Exercise prompt:
Without including any images, repeat the data exactly.

-- begin --

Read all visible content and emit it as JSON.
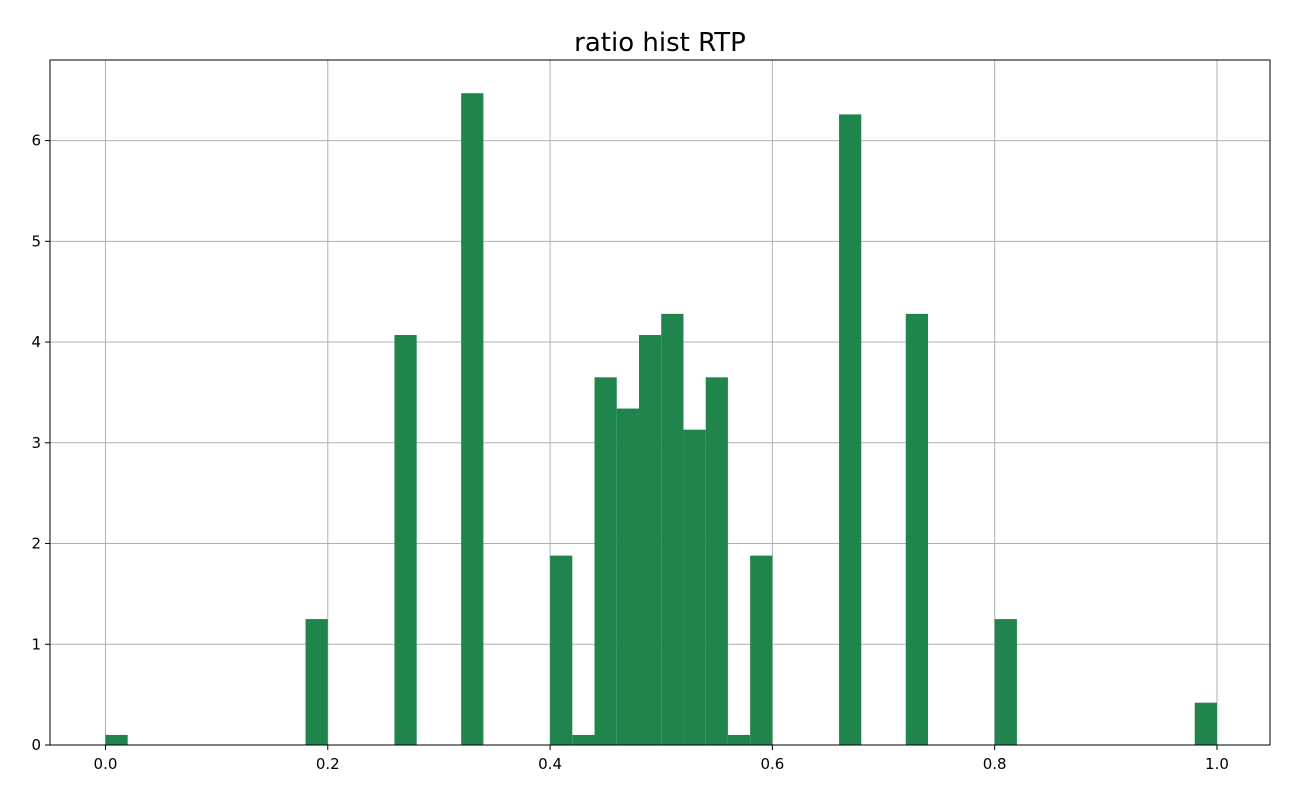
{
  "chart_data": {
    "type": "bar",
    "title": "ratio hist RTP",
    "xlabel": "",
    "ylabel": "",
    "xlim": [
      -0.0499,
      1.0477
    ],
    "ylim": [
      0,
      6.8
    ],
    "xticks": [
      "0.0",
      "0.2",
      "0.4",
      "0.6",
      "0.8",
      "1.0"
    ],
    "yticks": [
      "0",
      "1",
      "2",
      "3",
      "4",
      "5",
      "6"
    ],
    "grid": true,
    "bar_color": "#20854c",
    "bin_width": 0.02,
    "bins": [
      {
        "x0": 0.0,
        "x1": 0.02,
        "value": 0.1
      },
      {
        "x0": 0.18,
        "x1": 0.2,
        "value": 1.25
      },
      {
        "x0": 0.26,
        "x1": 0.28,
        "value": 4.07
      },
      {
        "x0": 0.32,
        "x1": 0.34,
        "value": 6.47
      },
      {
        "x0": 0.4,
        "x1": 0.42,
        "value": 1.88
      },
      {
        "x0": 0.42,
        "x1": 0.44,
        "value": 0.1
      },
      {
        "x0": 0.44,
        "x1": 0.46,
        "value": 3.65
      },
      {
        "x0": 0.46,
        "x1": 0.48,
        "value": 3.34
      },
      {
        "x0": 0.48,
        "x1": 0.5,
        "value": 4.07
      },
      {
        "x0": 0.5,
        "x1": 0.52,
        "value": 4.28
      },
      {
        "x0": 0.52,
        "x1": 0.54,
        "value": 3.13
      },
      {
        "x0": 0.54,
        "x1": 0.56,
        "value": 3.65
      },
      {
        "x0": 0.56,
        "x1": 0.58,
        "value": 0.1
      },
      {
        "x0": 0.58,
        "x1": 0.6,
        "value": 1.88
      },
      {
        "x0": 0.66,
        "x1": 0.68,
        "value": 6.26
      },
      {
        "x0": 0.72,
        "x1": 0.74,
        "value": 4.28
      },
      {
        "x0": 0.8,
        "x1": 0.82,
        "value": 1.25
      },
      {
        "x0": 0.98,
        "x1": 1.0,
        "value": 0.42
      }
    ]
  }
}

-- end --

Answer below:
Read all visible content and emit it as JSON.
{
  "chart_data": {
    "type": "bar",
    "title": "ratio hist RTP",
    "xlabel": "",
    "ylabel": "",
    "xlim": [
      -0.0499,
      1.0477
    ],
    "ylim": [
      0,
      6.8
    ],
    "xticks": [
      "0.0",
      "0.2",
      "0.4",
      "0.6",
      "0.8",
      "1.0"
    ],
    "yticks": [
      "0",
      "1",
      "2",
      "3",
      "4",
      "5",
      "6"
    ],
    "grid": true,
    "bar_color": "#20854c",
    "bin_width": 0.02,
    "bins": [
      {
        "x0": 0.0,
        "x1": 0.02,
        "value": 0.1
      },
      {
        "x0": 0.18,
        "x1": 0.2,
        "value": 1.25
      },
      {
        "x0": 0.26,
        "x1": 0.28,
        "value": 4.07
      },
      {
        "x0": 0.32,
        "x1": 0.34,
        "value": 6.47
      },
      {
        "x0": 0.4,
        "x1": 0.42,
        "value": 1.88
      },
      {
        "x0": 0.42,
        "x1": 0.44,
        "value": 0.1
      },
      {
        "x0": 0.44,
        "x1": 0.46,
        "value": 3.65
      },
      {
        "x0": 0.46,
        "x1": 0.48,
        "value": 3.34
      },
      {
        "x0": 0.48,
        "x1": 0.5,
        "value": 4.07
      },
      {
        "x0": 0.5,
        "x1": 0.52,
        "value": 4.28
      },
      {
        "x0": 0.52,
        "x1": 0.54,
        "value": 3.13
      },
      {
        "x0": 0.54,
        "x1": 0.56,
        "value": 3.65
      },
      {
        "x0": 0.56,
        "x1": 0.58,
        "value": 0.1
      },
      {
        "x0": 0.58,
        "x1": 0.6,
        "value": 1.88
      },
      {
        "x0": 0.66,
        "x1": 0.68,
        "value": 6.26
      },
      {
        "x0": 0.72,
        "x1": 0.74,
        "value": 4.28
      },
      {
        "x0": 0.8,
        "x1": 0.82,
        "value": 1.25
      },
      {
        "x0": 0.98,
        "x1": 1.0,
        "value": 0.42
      }
    ]
  }
}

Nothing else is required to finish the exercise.